--- START OF Task material ---
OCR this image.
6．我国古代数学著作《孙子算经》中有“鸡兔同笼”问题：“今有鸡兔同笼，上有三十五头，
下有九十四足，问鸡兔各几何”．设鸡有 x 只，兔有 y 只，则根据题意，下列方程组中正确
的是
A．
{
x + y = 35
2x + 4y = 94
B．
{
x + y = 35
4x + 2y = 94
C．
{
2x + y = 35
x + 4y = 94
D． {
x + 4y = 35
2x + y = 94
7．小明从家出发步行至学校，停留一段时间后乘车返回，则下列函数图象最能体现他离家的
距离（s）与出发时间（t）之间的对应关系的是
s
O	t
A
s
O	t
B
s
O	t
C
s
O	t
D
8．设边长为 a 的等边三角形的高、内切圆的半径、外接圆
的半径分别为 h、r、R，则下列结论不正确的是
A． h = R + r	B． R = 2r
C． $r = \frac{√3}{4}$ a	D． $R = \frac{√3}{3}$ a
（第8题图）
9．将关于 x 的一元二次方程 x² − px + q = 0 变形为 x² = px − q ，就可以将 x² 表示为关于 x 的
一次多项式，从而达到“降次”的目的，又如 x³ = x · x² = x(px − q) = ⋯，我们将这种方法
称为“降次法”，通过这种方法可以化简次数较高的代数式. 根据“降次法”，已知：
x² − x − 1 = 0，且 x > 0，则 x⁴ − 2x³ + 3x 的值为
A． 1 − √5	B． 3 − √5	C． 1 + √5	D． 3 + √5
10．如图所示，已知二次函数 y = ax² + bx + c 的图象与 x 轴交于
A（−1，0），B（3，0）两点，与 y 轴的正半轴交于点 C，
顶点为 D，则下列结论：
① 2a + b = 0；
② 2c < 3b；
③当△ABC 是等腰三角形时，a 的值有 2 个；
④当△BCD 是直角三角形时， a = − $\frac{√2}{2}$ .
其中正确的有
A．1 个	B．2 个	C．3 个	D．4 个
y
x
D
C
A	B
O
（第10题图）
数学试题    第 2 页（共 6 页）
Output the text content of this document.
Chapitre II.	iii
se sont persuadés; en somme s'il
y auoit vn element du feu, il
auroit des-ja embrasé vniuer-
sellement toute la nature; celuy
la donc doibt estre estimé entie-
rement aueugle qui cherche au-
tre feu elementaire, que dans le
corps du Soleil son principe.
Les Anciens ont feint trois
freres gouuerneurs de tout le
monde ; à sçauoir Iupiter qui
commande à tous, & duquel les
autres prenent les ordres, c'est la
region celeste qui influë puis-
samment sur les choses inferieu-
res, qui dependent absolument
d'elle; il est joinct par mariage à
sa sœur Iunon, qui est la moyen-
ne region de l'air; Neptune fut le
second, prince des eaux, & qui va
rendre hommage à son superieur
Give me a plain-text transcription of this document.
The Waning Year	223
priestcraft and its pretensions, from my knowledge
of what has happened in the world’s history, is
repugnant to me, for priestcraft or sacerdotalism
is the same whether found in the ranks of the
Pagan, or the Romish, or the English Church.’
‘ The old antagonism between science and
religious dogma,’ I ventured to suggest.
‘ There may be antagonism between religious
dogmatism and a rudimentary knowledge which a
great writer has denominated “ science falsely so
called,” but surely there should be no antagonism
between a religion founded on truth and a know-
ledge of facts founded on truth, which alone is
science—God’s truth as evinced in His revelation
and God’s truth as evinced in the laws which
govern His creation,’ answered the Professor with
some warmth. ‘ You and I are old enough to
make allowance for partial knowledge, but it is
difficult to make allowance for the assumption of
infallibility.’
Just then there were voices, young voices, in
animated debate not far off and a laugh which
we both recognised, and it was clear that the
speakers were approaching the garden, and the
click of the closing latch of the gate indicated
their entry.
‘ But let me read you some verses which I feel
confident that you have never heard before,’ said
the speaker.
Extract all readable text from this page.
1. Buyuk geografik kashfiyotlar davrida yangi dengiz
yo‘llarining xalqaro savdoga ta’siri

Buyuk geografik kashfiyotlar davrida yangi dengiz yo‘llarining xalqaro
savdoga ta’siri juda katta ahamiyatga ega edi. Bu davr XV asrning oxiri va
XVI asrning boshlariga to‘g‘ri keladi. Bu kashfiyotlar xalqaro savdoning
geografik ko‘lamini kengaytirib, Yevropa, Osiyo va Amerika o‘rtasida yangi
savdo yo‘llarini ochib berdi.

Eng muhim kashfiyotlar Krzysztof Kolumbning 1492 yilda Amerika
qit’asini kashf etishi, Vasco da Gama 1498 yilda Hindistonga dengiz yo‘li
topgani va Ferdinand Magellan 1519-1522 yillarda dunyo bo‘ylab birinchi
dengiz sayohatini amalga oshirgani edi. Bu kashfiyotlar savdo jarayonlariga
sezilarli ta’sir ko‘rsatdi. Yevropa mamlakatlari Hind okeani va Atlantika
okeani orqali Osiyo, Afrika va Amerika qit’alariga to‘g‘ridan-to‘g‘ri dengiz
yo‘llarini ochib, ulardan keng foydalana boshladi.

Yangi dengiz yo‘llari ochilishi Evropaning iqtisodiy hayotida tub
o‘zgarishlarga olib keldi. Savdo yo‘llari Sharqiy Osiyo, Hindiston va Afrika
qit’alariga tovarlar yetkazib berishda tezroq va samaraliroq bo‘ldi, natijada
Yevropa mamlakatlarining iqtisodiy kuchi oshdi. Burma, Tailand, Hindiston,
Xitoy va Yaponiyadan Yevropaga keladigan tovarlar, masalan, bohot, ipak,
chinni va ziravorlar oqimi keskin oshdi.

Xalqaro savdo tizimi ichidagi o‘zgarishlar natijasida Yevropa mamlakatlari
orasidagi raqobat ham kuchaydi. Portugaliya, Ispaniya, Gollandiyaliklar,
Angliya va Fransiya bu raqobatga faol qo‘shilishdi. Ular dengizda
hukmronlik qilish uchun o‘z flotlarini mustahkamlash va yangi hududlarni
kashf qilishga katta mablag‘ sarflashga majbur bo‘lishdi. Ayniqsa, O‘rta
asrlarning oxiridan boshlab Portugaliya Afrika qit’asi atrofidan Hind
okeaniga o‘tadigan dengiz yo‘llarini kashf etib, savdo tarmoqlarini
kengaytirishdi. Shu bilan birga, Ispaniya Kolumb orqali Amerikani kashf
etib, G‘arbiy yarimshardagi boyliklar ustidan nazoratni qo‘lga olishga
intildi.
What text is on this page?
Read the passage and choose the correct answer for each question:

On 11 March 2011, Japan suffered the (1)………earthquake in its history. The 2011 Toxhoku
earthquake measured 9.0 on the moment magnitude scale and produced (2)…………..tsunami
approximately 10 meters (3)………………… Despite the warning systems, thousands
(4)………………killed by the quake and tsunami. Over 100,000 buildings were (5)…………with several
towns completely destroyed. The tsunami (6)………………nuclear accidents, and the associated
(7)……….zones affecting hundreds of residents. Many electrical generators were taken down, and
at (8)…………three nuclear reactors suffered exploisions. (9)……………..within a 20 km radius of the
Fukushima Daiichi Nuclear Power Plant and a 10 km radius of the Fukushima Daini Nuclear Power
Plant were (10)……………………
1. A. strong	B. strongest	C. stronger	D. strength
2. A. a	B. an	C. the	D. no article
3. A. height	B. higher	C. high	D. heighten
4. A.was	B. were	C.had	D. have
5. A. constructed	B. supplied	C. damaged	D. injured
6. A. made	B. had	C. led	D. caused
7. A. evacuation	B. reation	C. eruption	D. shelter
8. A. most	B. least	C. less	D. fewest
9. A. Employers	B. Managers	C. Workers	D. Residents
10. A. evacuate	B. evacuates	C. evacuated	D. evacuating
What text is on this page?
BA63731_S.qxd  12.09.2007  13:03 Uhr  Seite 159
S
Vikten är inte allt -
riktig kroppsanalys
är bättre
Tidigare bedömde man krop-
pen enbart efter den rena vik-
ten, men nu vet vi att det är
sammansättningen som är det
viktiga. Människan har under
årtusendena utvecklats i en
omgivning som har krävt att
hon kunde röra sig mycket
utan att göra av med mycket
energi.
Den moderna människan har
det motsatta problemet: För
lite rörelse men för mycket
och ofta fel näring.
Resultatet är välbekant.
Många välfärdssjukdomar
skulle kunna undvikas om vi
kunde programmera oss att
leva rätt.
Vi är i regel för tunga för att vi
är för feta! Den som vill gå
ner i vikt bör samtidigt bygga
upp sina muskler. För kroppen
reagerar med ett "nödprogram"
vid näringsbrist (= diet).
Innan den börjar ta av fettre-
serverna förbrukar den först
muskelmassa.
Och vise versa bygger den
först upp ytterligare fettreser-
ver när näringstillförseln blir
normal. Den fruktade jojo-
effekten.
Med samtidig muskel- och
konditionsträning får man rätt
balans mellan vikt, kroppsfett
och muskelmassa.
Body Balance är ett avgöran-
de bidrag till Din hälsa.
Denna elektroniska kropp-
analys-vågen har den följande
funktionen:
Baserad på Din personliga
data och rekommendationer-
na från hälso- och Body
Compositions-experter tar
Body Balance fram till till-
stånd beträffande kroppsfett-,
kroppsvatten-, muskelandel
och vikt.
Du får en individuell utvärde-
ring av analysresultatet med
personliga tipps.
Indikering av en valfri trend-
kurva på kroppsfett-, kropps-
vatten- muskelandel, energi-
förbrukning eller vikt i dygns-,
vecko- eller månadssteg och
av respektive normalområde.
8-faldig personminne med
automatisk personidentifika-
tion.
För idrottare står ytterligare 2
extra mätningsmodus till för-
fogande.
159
--- END OF Task material ---
» **Set problem**: Select every line of the material above holding the word "science" and copy it.

» **Problem solution**:
‘ The old antagonism between science and
great writer has denominated “ science falsely so
science—God’s truth as evinced in His revelation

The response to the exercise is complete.